### Problem to work on
Reproduce the records below in full and exactly, without their images.

### Information given
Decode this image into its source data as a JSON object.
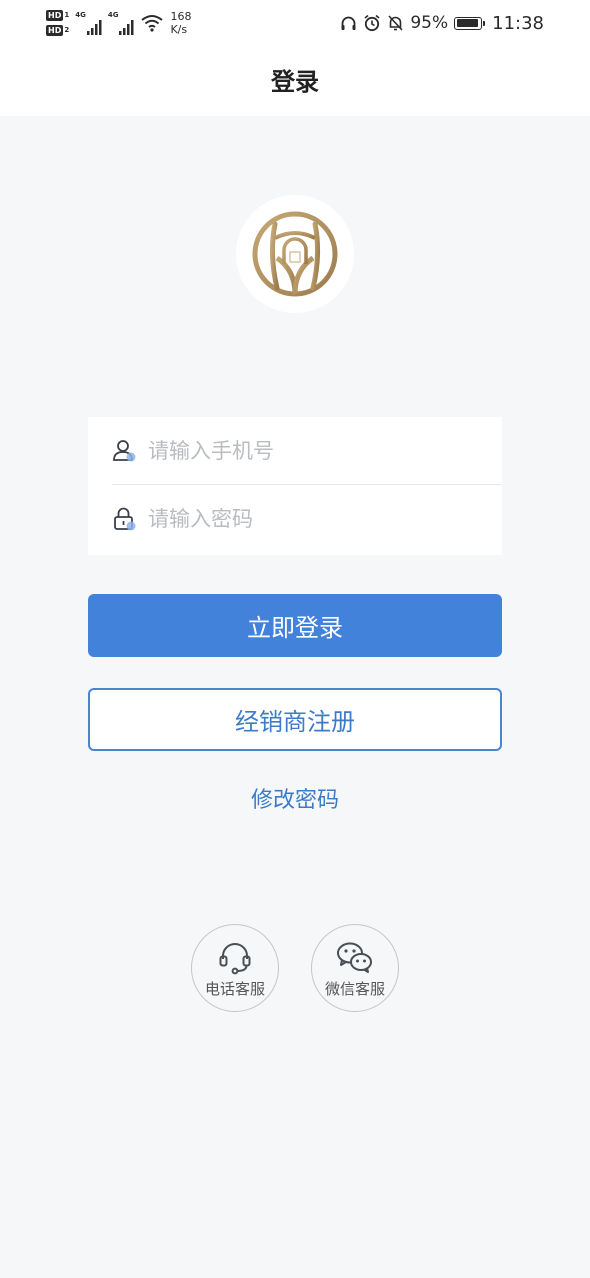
{
  "status_bar": {
    "hd1": "HD",
    "hd1_sub": "1",
    "hd2": "HD",
    "hd2_sub": "2",
    "net1": "4G",
    "net2": "4G",
    "speed_value": "168",
    "speed_unit": "K/s",
    "battery_percent": "95%",
    "battery_level": 0.95,
    "time": "11:38"
  },
  "nav": {
    "title": "登录"
  },
  "brand": {
    "logo_color": "#b0905f",
    "accent": "#4282db"
  },
  "form": {
    "phone_placeholder": "请输入手机号",
    "phone_value": "",
    "password_placeholder": "请输入密码",
    "password_value": ""
  },
  "actions": {
    "login_label": "立即登录",
    "register_label": "经销商注册",
    "change_password_label": "修改密码"
  },
  "services": {
    "phone_label": "电话客服",
    "wechat_label": "微信客服"
  }
}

### Output
Decode this image into its source data as a JSON object.
{
  "status_bar": {
    "hd1": "HD",
    "hd1_sub": "1",
    "hd2": "HD",
    "hd2_sub": "2",
    "net1": "4G",
    "net2": "4G",
    "speed_value": "168",
    "speed_unit": "K/s",
    "battery_percent": "95%",
    "battery_level": 0.95,
    "time": "11:38"
  },
  "nav": {
    "title": "登录"
  },
  "brand": {
    "logo_color": "#b0905f",
    "accent": "#4282db"
  },
  "form": {
    "phone_placeholder": "请输入手机号",
    "phone_value": "",
    "password_placeholder": "请输入密码",
    "password_value": ""
  },
  "actions": {
    "login_label": "立即登录",
    "register_label": "经销商注册",
    "change_password_label": "修改密码"
  },
  "services": {
    "phone_label": "电话客服",
    "wechat_label": "微信客服"
  }
}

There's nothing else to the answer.